◆ Excerpt provided
Christian Science has come to instruct us in the truth of our being. We have found the source of our existence to be God. We have discovered that our real being is God's reflection, and now as Christian Scientists we are learning to identify ourselves with this spiritual estate. In this, our true identification, we learn to separate ourselves from all that is mortal and afflictive. The joy of achievement comes with each proof of the omnipotence and omnipresence of God. We do not resist, but we welcome, every opportunity for proving our God-given dominion. In doing so we ascribe all power to God and attempt to divest our thought of the mortal mind impressions gained from heredity, false education, and material environment, which are three channels through which error operates.

Our hope and faith are firmly anchored when we pray to our Father which is in heaven, the one all-inclusive good, who, let it not be forgotten, is also Mother as well as Father. Mrs. Eddy has revealed the nature of God as both Father and Mother, expressing the completeness of the perfect Mind. Thus we see creation complete and perfect. God's creation includes all that is tender and true, all that is gentle and strong. The masculine and feminine qualities blend in never-ending variety, thus constituting the only real individuality of man.

◆ Collected material

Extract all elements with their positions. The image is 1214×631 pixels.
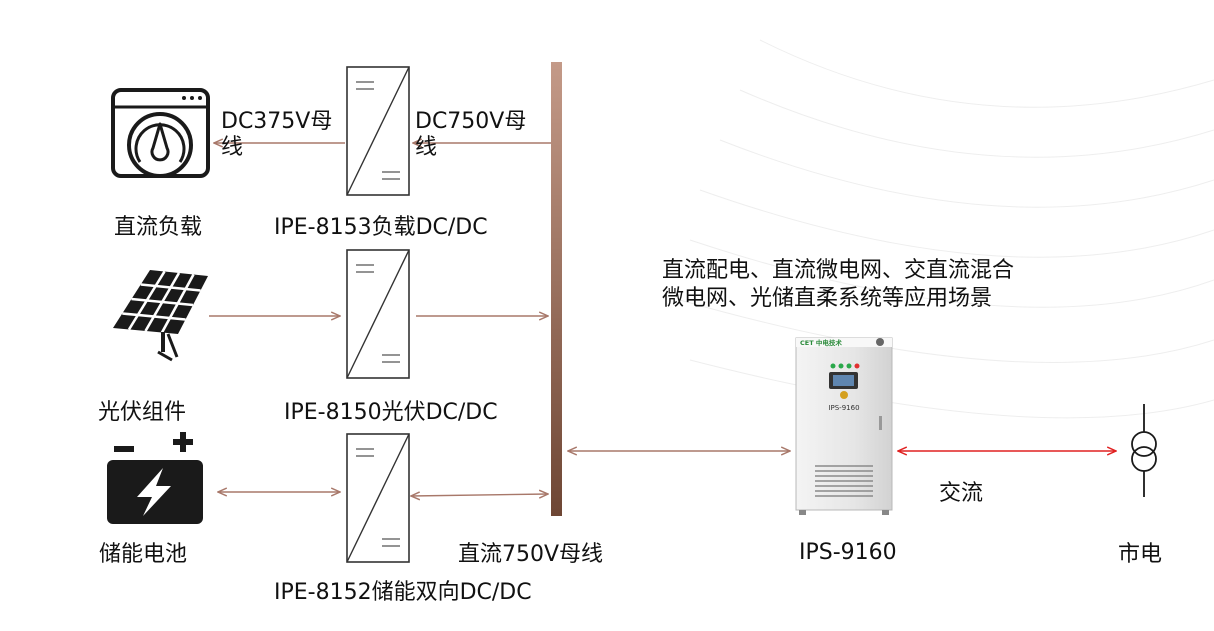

◆ Given task A
Answer these questions from the Christian Science excerpt:
(i) What three channels through which error operates does it name?
(ii) Who does it say revealed the nature of God as both Father and Mother?
(iii) What do the blended masculine and feminine qualities constitute?
◆ Given task B
From the Christian Science excerpt, extract the stretch from "Christian Science has" through "which error operates.".

◆ Right answer A
(i) Heredity, false education, and material environment.
(ii) Mrs. Eddy.
(iii) The only real individuality of man.

◆ Right answer B
Christian Science has come to instruct us in the truth of our being. We have found the source of our existence to be God. We have discovered that our real being is God's reflection, and now as Christian Scientists we are learning to identify ourselves with this spiritual estate. In this, our true identification, we learn to separate ourselves from all that is mortal and afflictive. The joy of achievement comes with each proof of the omnipotence and omnipresence of God. We do not resist, but we welcome, every opportunity for proving our God-given dominion. In doing so we ascribe all power to God and attempt to divest our thought of the mortal mind impressions gained from heredity, false education, and material environment, which are three channels through which error operates.